» **Records to use**:
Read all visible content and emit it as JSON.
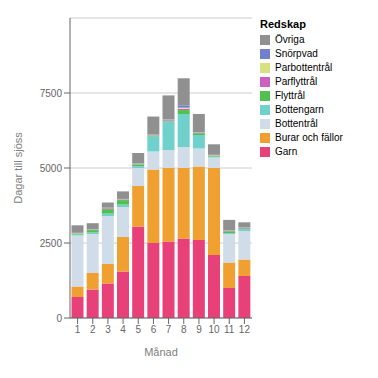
{
  "chart_data": {
    "type": "bar",
    "stacked": true,
    "xlabel": "Månad",
    "ylabel": "Dagar till sjöss",
    "legend_title": "Redskap",
    "legend": "upper right",
    "grid": true,
    "categories": [
      1,
      2,
      3,
      4,
      5,
      6,
      7,
      8,
      9,
      10,
      11,
      12
    ],
    "series": [
      {
        "name": "Garn",
        "color": "#E8417A",
        "values": [
          700,
          950,
          1150,
          1550,
          3050,
          2500,
          2550,
          2650,
          2600,
          2100,
          1000,
          1400
        ]
      },
      {
        "name": "Burar och fällor",
        "color": "#F0A030",
        "values": [
          350,
          550,
          650,
          1150,
          1350,
          2450,
          2450,
          2350,
          2450,
          2900,
          850,
          550
        ]
      },
      {
        "name": "Bottentrål",
        "color": "#D0DCE8",
        "values": [
          1700,
          1300,
          1600,
          1000,
          600,
          600,
          600,
          700,
          600,
          350,
          950,
          950
        ]
      },
      {
        "name": "Bottengarn",
        "color": "#70D0CC",
        "values": [
          30,
          50,
          80,
          80,
          60,
          500,
          950,
          1100,
          450,
          30,
          30,
          60
        ]
      },
      {
        "name": "Flyttrål",
        "color": "#50C050",
        "values": [
          30,
          80,
          150,
          150,
          60,
          30,
          30,
          130,
          60,
          30,
          60,
          30
        ]
      },
      {
        "name": "Parflyttrål",
        "color": "#CC60C0",
        "values": [
          10,
          10,
          30,
          20,
          10,
          15,
          20,
          40,
          20,
          10,
          10,
          10
        ]
      },
      {
        "name": "Parbottentrål",
        "color": "#D8E080",
        "values": [
          10,
          10,
          10,
          10,
          10,
          10,
          10,
          40,
          10,
          10,
          10,
          10
        ]
      },
      {
        "name": "Snörpvad",
        "color": "#7080CC",
        "values": [
          10,
          10,
          10,
          10,
          10,
          10,
          10,
          80,
          10,
          10,
          10,
          10
        ]
      },
      {
        "name": "Övriga",
        "color": "#909090",
        "values": [
          250,
          200,
          170,
          250,
          350,
          600,
          800,
          900,
          600,
          350,
          350,
          170
        ]
      }
    ],
    "ylim": [
      0,
      10000
    ],
    "yticks": [
      0,
      2500,
      5000,
      7500
    ]
  }
}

» **Set exercise**: Copy every line of the entries above in which "name" occurs.

» **Task answer**:
        "name": "Garn",
        "name": "Burar och fällor",
        "name": "Bottentrål",
        "name": "Bottengarn",
        "name": "Flyttrål",
        "name": "Parflyttrål",
        "name": "Parbottentrål",
        "name": "Snörpvad",
        "name": "Övriga",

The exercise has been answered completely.